The Somali government regains control after a day of violence with anti-government militants in the capital, Mogadishu. African Union peacekeepers are drawn into the conflict while guarding the presidential palace after rebels approach the government building.
Former President of Liberia Charles Taylor, the first African leader on trial for war crimes, takes the stand at a special tribunal for Sierra Leone in the Hague. His indictment holds him accountable for commanding barbaric rebels during a decade-long period of violence that led to as many as 200,000 deaths in West Africa, including the diamond-mining areas in neighboring Sierra Leone.
Germany formally charges accused World War II Nazi camp guard John Demjanjuk as an accessory to almost 28,000 murders. The Ukrainian, retired auto worker from Ohio is deemed fit to stand trial in Munich after his deportation from the United States in May.
Human rights investigators and journalists call attention to the conditions in a closed-off Tamil refugee camp in Sri Lanka and ask for a peaceful end to the decades-long ethnic conflict. The Sri Lankan government alleges that Tamil refugees are harboring remaining members of the Tamil Tigers (LTTE), a terrorist organization whose 26-year insurgency against the government ended in late May after the killing of its leader Velupillai Prabhakaran and the rescue of civilians held hostage by the group.

Task to complete
Reproduce the news summary starting with "The Somali government" and going on through "neighboring Sierra Leone.", substituting "insurgents" for every occurrence of "rebels".

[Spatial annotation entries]
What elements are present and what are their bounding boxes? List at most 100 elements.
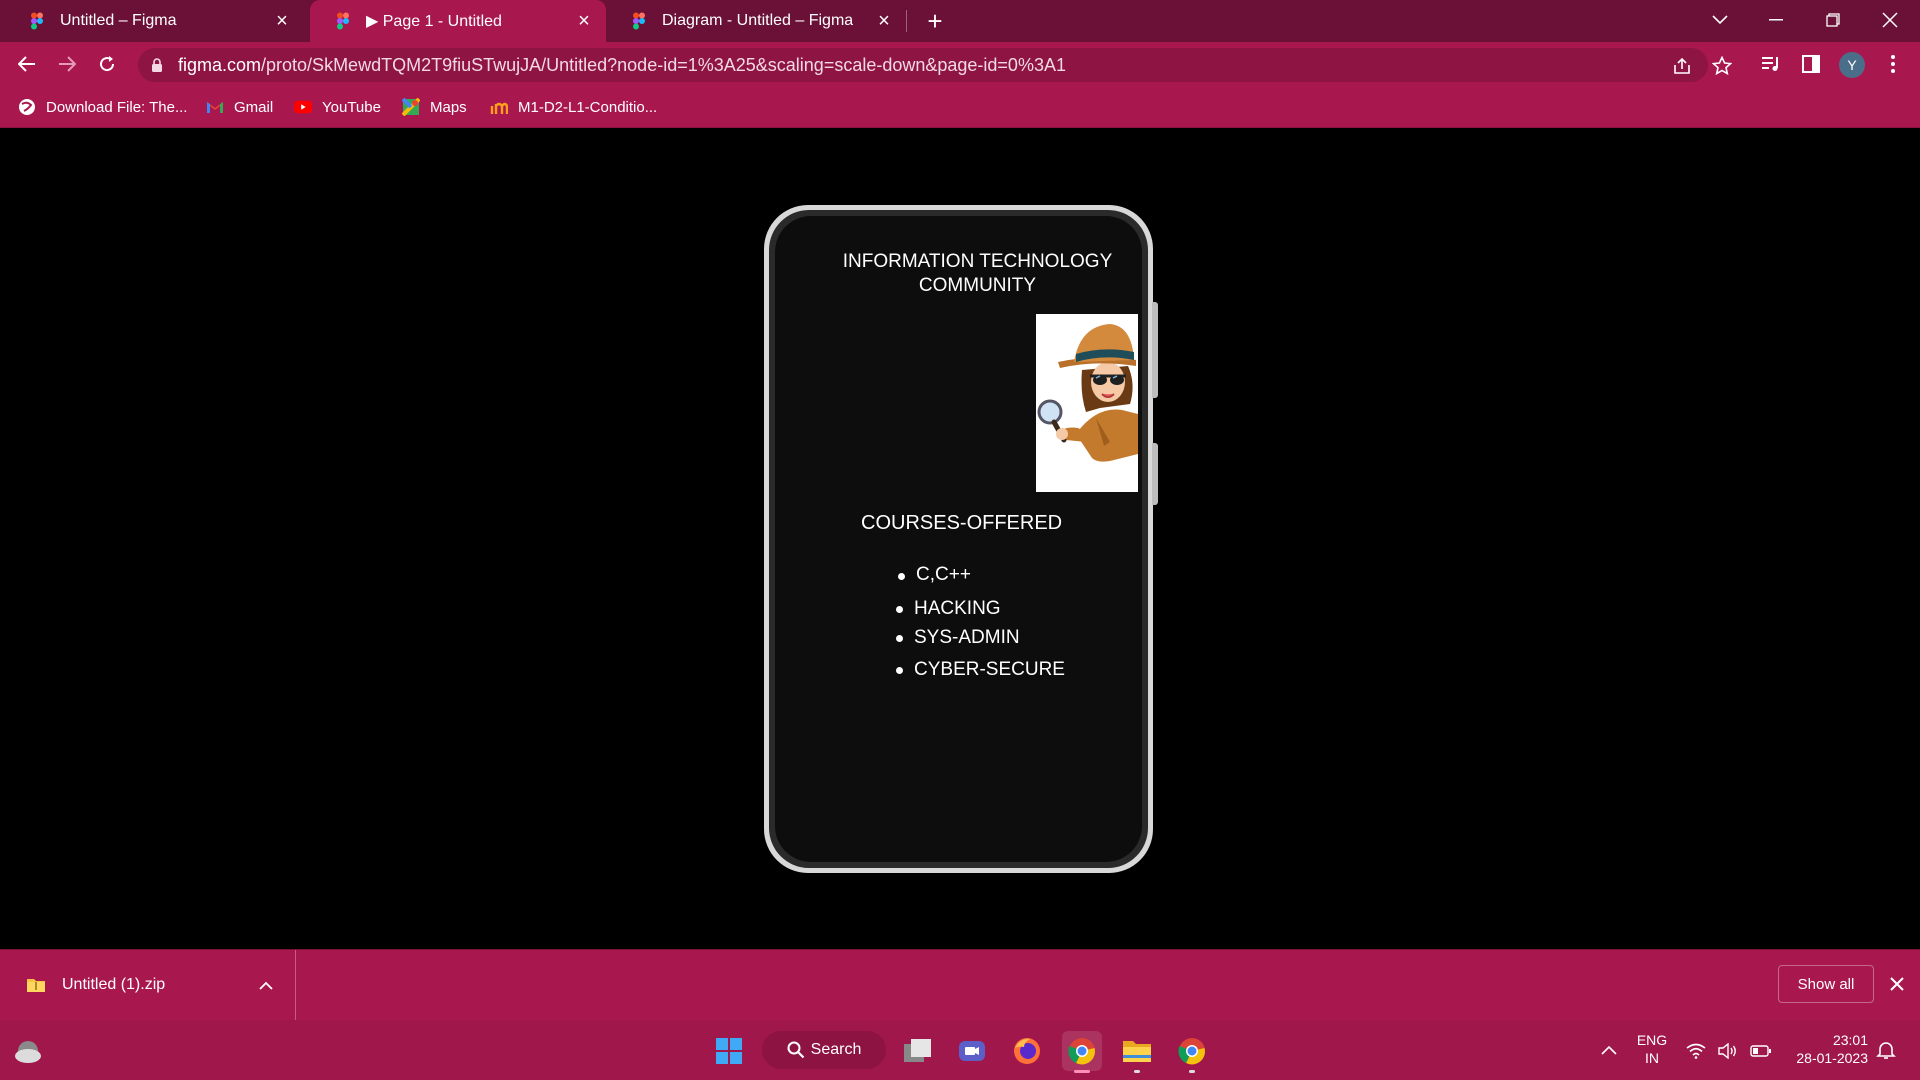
wifi-icon <box>1686 1043 1706 1059</box>
browser-menu-button[interactable] <box>1877 48 1909 80</box>
restore-button[interactable] <box>1817 4 1849 36</box>
task-view-icon <box>904 1039 931 1062</box>
side-panel-button[interactable] <box>1795 48 1827 80</box>
close-icon <box>1882 12 1898 28</box>
tab-label: Diagram - Untitled – Figma <box>662 12 854 29</box>
show-hidden-icons-button[interactable] <box>1593 1034 1625 1066</box>
phone-side-button <box>1152 443 1158 505</box>
start-button[interactable] <box>709 1031 749 1071</box>
close-icon[interactable]: × <box>874 11 894 31</box>
chrome-profile-button[interactable] <box>1172 1031 1212 1071</box>
lock-icon[interactable] <box>151 58 163 73</box>
bookmark-label: Download File: The... <box>46 98 188 116</box>
weather-widget[interactable] <box>8 1031 48 1071</box>
courses-heading: COURSES-OFFERED <box>861 512 1063 534</box>
chevron-down-icon <box>1712 15 1728 25</box>
bullet <box>896 635 903 642</box>
tab-label: Untitled – Figma <box>60 12 177 29</box>
bookmark-maps[interactable]: Maps <box>402 94 467 120</box>
bullet <box>896 667 903 674</box>
new-tab-button[interactable]: + <box>919 5 951 37</box>
profile-avatar[interactable]: Y <box>1839 52 1865 78</box>
media-controls-button[interactable] <box>1755 48 1787 80</box>
back-button[interactable] <box>11 48 43 80</box>
close-download-bar-button[interactable] <box>1881 968 1913 1000</box>
arrow-right-icon <box>59 56 76 72</box>
taskbar-search[interactable]: Search <box>762 1031 886 1069</box>
notifications-button[interactable] <box>1870 1034 1902 1066</box>
globe-icon <box>19 99 35 115</box>
show-all-downloads-button[interactable]: Show all <box>1778 965 1874 1003</box>
clock-time: 23:01 <box>1832 1032 1868 1048</box>
tab-diagram-figma[interactable]: Diagram - Untitled – Figma × <box>606 0 906 42</box>
download-item[interactable]: Untitled (1).zip <box>0 950 296 1020</box>
chevron-up-icon <box>1601 1045 1617 1055</box>
chevron-up-icon[interactable] <box>259 981 273 991</box>
figma-icon <box>31 12 43 30</box>
tab-untitled-figma[interactable]: Untitled – Figma × <box>4 0 304 42</box>
download-file-name: Untitled (1).zip <box>62 976 166 993</box>
bookmark-m1-d2-l1[interactable]: M1-D2-L1-Conditio... <box>490 94 657 120</box>
bullet <box>896 606 903 613</box>
bookmark-label: M1-D2-L1-Conditio... <box>518 98 658 116</box>
clock[interactable]: 23:01 28-01-2023 <box>1784 1031 1868 1067</box>
battery-icon <box>1750 1045 1771 1057</box>
forward-button[interactable] <box>51 48 83 80</box>
firefox-button[interactable] <box>1007 1031 1047 1071</box>
detective-icon <box>1037 324 1138 462</box>
tab-search-button[interactable] <box>1704 4 1736 36</box>
reload-button[interactable] <box>91 48 123 80</box>
search-label: Search <box>810 1041 862 1058</box>
url-path: /proto/SkMewdTQM2T9fiuSTwujJA/Untitled?n… <box>261 55 1066 75</box>
star-icon <box>1712 56 1732 76</box>
bookmarks-bar <box>0 86 1920 128</box>
minimize-icon <box>1769 19 1783 21</box>
input-language-indicator[interactable]: ENG IN <box>1627 1031 1677 1067</box>
bookmark-label: Maps <box>430 98 467 116</box>
chrome-button[interactable] <box>1062 1031 1102 1071</box>
bookmark-label: YouTube <box>322 98 381 116</box>
running-app-indicator <box>1189 1070 1195 1073</box>
language-code: ENG <box>1636 1032 1668 1048</box>
share-button[interactable] <box>1666 50 1698 82</box>
task-view-button[interactable] <box>898 1031 938 1071</box>
phone-screen <box>775 216 1142 862</box>
close-icon[interactable]: × <box>574 11 594 31</box>
course-site-icon <box>490 102 508 114</box>
bookmark-youtube[interactable]: YouTube <box>294 94 381 120</box>
bell-icon <box>1876 1042 1896 1059</box>
zip-file-icon <box>27 979 45 992</box>
course-item: C,C++ <box>916 564 971 585</box>
chrome-icon <box>1178 1038 1205 1065</box>
youtube-icon <box>294 100 312 114</box>
quick-settings[interactable] <box>1686 1040 1772 1062</box>
volume-icon <box>1718 1043 1736 1059</box>
folder-icon <box>1123 1041 1151 1062</box>
teams-chat-button[interactable] <box>952 1031 992 1071</box>
windows-icon <box>716 1038 742 1064</box>
gmail-icon <box>207 102 223 113</box>
active-app-indicator <box>1074 1070 1090 1073</box>
file-explorer-button[interactable] <box>1117 1031 1157 1071</box>
community-title: INFORMATION TECHNOLOGY COMMUNITY <box>790 250 1165 298</box>
search-icon <box>787 1041 804 1059</box>
running-app-indicator <box>1134 1070 1140 1073</box>
reload-icon <box>100 56 115 72</box>
minimize-button[interactable] <box>1760 4 1792 36</box>
close-icon[interactable]: × <box>272 11 292 31</box>
bookmark-download-file[interactable]: Download File: The... <box>18 94 187 120</box>
url-host: figma.com <box>178 55 262 75</box>
course-item: CYBER-SECURE <box>914 659 1065 680</box>
share-icon <box>1674 57 1690 74</box>
video-chat-icon <box>959 1041 985 1061</box>
bookmark-star-button[interactable] <box>1706 50 1738 82</box>
bookmark-gmail[interactable]: Gmail <box>206 94 273 120</box>
bookmark-label: Gmail <box>234 98 274 116</box>
phone-side-button <box>1152 302 1158 398</box>
close-window-button[interactable] <box>1874 4 1906 36</box>
tab-divider <box>906 10 907 32</box>
title-line: INFORMATION TECHNOLOGY <box>842 251 1113 272</box>
tab-page-1-untitled[interactable]: ▶ Page 1 - Untitled × <box>310 0 606 42</box>
url-text[interactable]: figma.com/proto/SkMewdTQM2T9fiuSTwujJA/U… <box>178 52 1066 78</box>
cloud-icon <box>15 1041 41 1063</box>
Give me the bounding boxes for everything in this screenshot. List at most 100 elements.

Result for this task
The Somali government regains control after a day of violence with anti-government militants in the capital, Mogadishu. African Union peacekeepers are drawn into the conflict while guarding the presidential palace after insurgents approach the government building.
Former President of Liberia Charles Taylor, the first African leader on trial for war crimes, takes the stand at a special tribunal for Sierra Leone in the Hague. His indictment holds him accountable for commanding barbaric insurgents during a decade-long period of violence that led to as many as 200,000 deaths in West Africa, including the diamond-mining areas in neighboring Sierra Leone.